- [Data for this exercise]

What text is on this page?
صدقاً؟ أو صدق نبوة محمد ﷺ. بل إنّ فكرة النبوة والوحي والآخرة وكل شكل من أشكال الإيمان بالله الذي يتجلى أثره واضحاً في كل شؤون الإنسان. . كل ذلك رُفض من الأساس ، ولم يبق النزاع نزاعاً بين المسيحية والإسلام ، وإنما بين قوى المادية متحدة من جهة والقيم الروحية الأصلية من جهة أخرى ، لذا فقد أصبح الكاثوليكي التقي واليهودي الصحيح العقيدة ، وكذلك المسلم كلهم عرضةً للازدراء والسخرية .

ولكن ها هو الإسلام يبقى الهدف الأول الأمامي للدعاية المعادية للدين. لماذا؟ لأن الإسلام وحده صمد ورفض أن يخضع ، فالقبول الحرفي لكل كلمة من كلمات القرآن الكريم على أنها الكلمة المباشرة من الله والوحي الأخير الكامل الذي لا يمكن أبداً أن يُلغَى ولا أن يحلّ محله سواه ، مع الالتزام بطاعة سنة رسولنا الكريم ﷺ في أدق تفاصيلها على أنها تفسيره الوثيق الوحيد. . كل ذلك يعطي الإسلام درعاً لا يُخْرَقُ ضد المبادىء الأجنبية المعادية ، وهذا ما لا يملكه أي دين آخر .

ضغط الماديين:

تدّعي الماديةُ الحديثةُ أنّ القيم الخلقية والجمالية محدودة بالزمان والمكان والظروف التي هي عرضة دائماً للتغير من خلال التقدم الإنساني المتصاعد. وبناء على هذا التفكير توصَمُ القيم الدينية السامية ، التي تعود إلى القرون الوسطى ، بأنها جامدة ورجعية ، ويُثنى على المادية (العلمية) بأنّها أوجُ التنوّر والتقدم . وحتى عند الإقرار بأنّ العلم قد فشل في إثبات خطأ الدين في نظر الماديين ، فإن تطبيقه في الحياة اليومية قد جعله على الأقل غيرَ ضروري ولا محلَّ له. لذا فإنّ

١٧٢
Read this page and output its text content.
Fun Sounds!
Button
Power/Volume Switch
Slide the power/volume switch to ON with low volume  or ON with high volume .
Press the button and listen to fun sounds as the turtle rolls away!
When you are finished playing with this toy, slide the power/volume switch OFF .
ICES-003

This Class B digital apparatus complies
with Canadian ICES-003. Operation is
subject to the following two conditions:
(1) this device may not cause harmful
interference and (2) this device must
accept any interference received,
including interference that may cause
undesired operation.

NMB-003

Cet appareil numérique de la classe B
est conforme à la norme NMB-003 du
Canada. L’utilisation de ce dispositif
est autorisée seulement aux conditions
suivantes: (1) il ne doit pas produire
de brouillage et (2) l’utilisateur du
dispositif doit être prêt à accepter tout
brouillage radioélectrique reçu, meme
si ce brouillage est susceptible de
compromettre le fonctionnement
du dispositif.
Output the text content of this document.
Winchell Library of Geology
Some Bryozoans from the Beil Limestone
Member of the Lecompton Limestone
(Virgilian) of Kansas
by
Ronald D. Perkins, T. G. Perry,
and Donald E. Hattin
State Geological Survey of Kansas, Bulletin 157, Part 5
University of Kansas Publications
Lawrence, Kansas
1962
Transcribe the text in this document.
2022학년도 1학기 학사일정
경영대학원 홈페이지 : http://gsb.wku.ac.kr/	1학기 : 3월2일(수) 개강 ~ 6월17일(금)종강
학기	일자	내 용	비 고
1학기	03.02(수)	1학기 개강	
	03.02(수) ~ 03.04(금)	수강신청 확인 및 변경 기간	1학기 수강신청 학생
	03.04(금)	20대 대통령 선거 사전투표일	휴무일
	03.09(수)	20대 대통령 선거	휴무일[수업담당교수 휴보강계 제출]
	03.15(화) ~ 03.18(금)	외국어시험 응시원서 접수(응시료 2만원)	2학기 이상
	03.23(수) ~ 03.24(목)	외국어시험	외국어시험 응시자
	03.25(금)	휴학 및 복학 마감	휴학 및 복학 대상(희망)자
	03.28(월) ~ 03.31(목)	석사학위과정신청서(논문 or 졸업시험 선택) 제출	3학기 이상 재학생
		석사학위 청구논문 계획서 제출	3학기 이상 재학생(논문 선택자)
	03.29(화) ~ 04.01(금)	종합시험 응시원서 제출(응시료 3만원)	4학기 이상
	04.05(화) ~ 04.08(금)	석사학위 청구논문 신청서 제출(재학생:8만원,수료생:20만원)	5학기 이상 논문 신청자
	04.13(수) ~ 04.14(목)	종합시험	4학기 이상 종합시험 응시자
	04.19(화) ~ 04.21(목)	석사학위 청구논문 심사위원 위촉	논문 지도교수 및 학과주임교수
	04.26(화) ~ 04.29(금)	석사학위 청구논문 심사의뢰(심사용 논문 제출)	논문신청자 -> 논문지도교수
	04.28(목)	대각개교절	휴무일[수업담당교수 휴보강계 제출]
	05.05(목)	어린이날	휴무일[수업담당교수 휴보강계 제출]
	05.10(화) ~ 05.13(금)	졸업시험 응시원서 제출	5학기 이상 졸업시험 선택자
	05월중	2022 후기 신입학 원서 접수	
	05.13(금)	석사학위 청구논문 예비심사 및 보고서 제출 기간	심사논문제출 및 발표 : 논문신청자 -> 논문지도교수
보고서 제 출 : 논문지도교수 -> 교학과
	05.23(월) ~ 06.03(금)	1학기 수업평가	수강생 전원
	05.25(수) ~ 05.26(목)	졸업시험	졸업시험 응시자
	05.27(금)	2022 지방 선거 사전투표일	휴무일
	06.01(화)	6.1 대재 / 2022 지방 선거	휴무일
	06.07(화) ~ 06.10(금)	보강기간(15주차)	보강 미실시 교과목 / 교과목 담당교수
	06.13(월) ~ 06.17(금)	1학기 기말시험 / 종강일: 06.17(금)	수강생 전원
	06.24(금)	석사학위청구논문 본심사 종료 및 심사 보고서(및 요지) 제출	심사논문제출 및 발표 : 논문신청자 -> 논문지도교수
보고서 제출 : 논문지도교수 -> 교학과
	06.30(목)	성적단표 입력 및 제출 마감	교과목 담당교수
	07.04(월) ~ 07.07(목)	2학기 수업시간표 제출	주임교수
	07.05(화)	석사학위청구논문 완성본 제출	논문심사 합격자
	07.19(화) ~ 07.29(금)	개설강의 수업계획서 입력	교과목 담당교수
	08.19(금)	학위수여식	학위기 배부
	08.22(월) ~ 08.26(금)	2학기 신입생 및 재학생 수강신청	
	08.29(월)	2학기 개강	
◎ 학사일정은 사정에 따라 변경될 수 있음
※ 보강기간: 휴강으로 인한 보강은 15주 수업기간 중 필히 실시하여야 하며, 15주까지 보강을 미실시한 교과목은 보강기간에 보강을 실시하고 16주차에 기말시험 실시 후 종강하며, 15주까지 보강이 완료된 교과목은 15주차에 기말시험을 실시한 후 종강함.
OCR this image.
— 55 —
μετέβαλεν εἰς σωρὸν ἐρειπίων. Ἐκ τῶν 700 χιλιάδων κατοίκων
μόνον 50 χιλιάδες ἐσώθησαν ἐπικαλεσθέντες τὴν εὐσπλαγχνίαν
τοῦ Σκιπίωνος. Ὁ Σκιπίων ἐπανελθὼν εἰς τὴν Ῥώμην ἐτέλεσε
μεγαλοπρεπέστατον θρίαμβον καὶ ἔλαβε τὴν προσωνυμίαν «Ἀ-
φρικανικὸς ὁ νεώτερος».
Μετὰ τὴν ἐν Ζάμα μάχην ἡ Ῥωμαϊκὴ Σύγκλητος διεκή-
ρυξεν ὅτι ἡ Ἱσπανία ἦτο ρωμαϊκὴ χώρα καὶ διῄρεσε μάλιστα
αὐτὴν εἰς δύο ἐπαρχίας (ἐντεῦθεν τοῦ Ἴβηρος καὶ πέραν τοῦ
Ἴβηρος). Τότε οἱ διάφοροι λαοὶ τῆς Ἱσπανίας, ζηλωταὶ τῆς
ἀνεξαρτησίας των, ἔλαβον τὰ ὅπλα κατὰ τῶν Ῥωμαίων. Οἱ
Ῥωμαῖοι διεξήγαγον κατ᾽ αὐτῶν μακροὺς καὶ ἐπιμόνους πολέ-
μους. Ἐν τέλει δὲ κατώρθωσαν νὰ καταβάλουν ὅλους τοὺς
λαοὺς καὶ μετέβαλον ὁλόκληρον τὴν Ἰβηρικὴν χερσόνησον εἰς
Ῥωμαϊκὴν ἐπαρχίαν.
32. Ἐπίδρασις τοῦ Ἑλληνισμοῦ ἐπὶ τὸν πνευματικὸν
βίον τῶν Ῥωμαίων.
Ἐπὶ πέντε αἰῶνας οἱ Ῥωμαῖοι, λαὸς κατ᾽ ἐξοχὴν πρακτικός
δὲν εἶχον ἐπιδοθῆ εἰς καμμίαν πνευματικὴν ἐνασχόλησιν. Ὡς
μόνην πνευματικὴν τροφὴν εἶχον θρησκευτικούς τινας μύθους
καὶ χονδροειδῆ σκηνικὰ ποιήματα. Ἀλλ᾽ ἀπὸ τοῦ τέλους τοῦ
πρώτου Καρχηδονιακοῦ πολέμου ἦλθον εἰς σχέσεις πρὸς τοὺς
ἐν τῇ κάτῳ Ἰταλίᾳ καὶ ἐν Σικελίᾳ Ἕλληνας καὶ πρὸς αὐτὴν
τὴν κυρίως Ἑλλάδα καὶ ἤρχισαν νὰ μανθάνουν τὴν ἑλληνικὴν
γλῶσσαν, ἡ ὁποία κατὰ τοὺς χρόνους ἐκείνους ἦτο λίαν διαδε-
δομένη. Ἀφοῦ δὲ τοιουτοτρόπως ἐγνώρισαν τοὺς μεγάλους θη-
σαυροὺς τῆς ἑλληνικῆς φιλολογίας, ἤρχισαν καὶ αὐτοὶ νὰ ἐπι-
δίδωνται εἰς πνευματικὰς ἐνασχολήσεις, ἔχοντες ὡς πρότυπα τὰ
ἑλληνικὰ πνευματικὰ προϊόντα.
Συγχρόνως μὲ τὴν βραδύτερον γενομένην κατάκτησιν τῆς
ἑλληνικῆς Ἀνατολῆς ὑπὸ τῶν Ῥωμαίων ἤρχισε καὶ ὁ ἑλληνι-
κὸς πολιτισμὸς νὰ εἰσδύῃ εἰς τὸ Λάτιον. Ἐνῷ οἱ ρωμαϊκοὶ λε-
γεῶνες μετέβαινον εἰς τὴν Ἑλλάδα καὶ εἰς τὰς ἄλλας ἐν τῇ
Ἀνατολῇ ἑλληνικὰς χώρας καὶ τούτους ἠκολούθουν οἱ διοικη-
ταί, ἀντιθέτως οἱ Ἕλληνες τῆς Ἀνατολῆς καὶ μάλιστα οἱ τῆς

- [Exercise prompt] Gather from the records above every line containing the string "πρὸς".

- [Task answer]
πρώτου Καρχηδονιακοῦ πολέμου ἦλθον εἰς σχέσεις πρὸς τοὺς
ἐν τῇ κάτῳ Ἰταλίᾳ καὶ ἐν Σικελίᾳ Ἕλληνας καὶ πρὸς αὐτὴν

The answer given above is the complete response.